> **Goal**:
Copy each line below in which the string "chevron" occurs.

(Collected data entries)
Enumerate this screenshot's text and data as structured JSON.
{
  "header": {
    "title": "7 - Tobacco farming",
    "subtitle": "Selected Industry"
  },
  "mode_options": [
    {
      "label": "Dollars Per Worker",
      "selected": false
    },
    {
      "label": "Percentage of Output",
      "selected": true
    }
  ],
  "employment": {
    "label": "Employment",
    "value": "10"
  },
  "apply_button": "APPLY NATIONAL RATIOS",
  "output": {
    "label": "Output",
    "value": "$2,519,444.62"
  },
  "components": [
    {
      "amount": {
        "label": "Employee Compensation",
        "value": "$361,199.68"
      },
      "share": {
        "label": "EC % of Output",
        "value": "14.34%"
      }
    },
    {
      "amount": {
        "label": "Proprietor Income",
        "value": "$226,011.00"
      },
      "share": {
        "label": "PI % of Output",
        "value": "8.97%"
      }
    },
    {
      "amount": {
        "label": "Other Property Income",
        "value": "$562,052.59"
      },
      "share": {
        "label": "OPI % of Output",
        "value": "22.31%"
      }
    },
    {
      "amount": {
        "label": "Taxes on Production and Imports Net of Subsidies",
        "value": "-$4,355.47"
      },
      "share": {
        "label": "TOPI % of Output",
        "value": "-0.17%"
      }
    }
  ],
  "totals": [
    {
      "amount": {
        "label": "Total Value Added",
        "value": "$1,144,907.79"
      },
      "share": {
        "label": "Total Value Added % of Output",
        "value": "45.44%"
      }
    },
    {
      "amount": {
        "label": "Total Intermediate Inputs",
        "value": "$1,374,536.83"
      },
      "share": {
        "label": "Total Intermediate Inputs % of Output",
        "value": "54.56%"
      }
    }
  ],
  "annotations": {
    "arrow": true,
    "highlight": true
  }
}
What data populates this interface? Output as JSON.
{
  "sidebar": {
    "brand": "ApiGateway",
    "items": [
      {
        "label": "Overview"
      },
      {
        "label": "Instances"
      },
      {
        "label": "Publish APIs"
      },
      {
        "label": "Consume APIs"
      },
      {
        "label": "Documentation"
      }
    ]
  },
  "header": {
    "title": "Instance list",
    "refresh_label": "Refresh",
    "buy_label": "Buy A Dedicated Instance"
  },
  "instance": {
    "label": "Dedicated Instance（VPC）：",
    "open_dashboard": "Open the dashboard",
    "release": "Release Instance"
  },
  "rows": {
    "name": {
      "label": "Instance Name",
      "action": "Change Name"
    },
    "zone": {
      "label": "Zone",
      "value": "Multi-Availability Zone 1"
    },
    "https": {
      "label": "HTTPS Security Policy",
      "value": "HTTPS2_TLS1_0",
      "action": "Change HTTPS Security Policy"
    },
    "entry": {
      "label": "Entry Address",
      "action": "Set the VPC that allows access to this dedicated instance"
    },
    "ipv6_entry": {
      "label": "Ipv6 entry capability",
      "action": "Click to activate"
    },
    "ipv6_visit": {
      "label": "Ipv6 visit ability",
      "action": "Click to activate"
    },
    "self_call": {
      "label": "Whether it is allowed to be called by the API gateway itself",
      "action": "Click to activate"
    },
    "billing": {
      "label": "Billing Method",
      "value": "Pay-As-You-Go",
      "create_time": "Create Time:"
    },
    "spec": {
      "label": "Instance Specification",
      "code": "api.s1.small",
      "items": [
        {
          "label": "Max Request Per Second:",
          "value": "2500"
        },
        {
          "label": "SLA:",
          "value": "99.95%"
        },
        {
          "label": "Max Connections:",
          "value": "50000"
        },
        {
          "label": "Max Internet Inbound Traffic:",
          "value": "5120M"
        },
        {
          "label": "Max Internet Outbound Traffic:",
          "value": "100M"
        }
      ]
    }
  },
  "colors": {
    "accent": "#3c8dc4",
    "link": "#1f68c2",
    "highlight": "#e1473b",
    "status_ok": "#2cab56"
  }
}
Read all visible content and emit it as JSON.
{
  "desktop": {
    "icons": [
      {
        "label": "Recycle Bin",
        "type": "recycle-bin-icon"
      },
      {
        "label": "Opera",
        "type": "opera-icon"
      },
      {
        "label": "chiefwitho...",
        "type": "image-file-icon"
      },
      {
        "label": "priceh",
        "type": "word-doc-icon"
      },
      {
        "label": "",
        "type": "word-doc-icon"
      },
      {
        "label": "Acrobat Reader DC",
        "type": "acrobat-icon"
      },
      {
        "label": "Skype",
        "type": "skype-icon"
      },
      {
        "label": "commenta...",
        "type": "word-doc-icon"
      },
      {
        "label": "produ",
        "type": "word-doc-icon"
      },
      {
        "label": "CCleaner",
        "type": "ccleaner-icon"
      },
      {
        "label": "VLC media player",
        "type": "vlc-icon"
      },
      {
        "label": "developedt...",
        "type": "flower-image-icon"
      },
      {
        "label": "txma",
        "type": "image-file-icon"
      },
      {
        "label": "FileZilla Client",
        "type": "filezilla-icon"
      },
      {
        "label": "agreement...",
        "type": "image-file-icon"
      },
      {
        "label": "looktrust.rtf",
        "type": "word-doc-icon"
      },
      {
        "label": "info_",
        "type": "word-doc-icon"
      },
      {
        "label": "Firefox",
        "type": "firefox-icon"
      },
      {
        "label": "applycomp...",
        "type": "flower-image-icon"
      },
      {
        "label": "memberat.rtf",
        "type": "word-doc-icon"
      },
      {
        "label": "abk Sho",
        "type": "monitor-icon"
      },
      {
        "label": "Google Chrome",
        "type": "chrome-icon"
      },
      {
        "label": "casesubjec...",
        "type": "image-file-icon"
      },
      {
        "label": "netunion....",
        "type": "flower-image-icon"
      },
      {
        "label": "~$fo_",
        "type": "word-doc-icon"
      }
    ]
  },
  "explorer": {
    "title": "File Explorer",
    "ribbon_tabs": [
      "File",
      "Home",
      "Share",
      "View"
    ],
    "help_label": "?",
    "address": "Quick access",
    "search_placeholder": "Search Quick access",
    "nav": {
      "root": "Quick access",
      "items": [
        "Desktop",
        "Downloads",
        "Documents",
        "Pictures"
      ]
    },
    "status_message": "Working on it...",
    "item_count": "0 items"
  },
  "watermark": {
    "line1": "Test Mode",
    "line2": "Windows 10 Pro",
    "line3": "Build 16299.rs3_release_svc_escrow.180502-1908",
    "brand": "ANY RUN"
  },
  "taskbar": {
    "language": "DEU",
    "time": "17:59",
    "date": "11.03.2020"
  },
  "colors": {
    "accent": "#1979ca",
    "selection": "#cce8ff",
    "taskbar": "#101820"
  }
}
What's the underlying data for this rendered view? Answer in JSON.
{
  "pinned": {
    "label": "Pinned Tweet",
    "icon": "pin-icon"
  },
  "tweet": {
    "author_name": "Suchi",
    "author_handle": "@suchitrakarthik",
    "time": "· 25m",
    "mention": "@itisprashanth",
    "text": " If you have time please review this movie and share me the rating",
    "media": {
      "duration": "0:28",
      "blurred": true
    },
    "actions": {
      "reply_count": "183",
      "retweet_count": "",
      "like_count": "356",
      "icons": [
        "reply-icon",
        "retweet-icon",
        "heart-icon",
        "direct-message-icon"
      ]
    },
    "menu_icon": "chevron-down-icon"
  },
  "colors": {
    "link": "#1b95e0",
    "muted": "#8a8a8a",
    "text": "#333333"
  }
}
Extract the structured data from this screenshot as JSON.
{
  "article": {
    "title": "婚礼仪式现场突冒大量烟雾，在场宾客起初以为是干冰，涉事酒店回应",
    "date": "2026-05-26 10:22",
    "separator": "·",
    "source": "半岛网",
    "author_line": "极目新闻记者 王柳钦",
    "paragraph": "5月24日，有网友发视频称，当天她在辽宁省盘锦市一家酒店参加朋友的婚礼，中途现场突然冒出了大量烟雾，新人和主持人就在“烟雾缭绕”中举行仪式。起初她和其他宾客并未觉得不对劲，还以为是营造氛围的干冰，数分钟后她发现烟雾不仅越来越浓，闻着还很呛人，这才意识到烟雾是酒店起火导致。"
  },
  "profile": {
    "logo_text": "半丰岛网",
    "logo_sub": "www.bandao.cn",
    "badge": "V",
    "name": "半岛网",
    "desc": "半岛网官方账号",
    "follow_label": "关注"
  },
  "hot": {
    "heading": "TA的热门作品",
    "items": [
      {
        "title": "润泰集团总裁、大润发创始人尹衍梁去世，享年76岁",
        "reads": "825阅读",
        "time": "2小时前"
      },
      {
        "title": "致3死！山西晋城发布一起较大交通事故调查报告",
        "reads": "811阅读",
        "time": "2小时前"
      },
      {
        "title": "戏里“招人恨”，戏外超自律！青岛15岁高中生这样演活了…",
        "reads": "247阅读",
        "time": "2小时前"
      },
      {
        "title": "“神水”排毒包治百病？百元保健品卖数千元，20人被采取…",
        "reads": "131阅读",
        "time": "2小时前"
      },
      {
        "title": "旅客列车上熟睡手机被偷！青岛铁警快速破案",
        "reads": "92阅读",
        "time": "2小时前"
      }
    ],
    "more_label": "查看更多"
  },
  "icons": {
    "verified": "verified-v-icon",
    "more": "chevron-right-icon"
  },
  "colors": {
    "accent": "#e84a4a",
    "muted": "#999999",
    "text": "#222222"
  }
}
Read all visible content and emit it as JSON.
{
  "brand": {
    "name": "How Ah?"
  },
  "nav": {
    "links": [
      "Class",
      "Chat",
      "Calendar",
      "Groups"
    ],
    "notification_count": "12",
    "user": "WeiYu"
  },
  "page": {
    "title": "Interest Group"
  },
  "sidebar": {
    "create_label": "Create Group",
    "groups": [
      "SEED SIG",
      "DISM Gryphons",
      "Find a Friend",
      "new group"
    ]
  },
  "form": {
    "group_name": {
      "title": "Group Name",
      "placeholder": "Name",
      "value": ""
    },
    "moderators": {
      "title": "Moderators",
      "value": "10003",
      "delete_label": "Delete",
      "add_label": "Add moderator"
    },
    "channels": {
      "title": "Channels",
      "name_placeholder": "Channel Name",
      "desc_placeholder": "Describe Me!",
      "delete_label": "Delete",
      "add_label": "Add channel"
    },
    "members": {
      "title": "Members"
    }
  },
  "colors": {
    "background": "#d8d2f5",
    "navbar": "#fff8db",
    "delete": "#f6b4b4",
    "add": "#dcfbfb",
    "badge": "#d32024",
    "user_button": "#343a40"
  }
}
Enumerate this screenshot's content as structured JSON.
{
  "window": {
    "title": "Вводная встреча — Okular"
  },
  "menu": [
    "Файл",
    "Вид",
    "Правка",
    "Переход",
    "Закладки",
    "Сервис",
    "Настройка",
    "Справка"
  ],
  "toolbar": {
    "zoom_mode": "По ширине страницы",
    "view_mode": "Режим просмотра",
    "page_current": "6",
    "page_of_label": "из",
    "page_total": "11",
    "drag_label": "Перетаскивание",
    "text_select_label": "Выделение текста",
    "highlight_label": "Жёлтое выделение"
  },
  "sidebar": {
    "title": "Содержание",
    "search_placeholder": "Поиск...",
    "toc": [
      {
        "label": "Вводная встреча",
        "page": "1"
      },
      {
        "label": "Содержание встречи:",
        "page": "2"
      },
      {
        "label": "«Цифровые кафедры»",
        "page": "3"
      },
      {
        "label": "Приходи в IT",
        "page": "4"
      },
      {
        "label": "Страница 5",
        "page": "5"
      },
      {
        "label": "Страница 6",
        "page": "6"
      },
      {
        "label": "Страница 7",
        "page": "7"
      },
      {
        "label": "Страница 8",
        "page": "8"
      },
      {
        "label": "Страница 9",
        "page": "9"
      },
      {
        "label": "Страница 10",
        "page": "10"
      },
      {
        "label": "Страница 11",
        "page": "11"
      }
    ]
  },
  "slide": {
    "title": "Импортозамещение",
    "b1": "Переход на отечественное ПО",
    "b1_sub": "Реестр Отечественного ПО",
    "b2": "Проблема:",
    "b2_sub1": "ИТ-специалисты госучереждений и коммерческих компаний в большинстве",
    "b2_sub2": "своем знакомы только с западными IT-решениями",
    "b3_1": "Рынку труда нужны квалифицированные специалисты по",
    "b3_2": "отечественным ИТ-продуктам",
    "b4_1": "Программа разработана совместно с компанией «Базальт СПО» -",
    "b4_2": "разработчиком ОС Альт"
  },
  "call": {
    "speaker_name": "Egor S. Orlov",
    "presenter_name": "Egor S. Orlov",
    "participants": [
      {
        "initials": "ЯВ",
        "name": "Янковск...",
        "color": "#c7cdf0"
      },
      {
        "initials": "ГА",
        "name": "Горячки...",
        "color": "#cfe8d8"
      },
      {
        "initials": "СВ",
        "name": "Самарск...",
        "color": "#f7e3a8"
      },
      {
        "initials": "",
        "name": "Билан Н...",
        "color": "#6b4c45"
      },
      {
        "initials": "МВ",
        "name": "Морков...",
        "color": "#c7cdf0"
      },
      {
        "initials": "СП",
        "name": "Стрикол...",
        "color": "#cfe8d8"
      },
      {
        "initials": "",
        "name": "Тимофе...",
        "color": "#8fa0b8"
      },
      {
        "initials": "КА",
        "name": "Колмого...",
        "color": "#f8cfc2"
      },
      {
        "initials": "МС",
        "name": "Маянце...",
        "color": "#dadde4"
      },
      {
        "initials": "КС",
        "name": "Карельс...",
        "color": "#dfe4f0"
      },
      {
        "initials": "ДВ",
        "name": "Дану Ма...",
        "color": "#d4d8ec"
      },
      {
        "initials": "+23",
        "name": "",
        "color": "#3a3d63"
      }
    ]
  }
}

> **Expected output**:
    "menu_icon": "chevron-down-icon"
    "more": "chevron-right-icon"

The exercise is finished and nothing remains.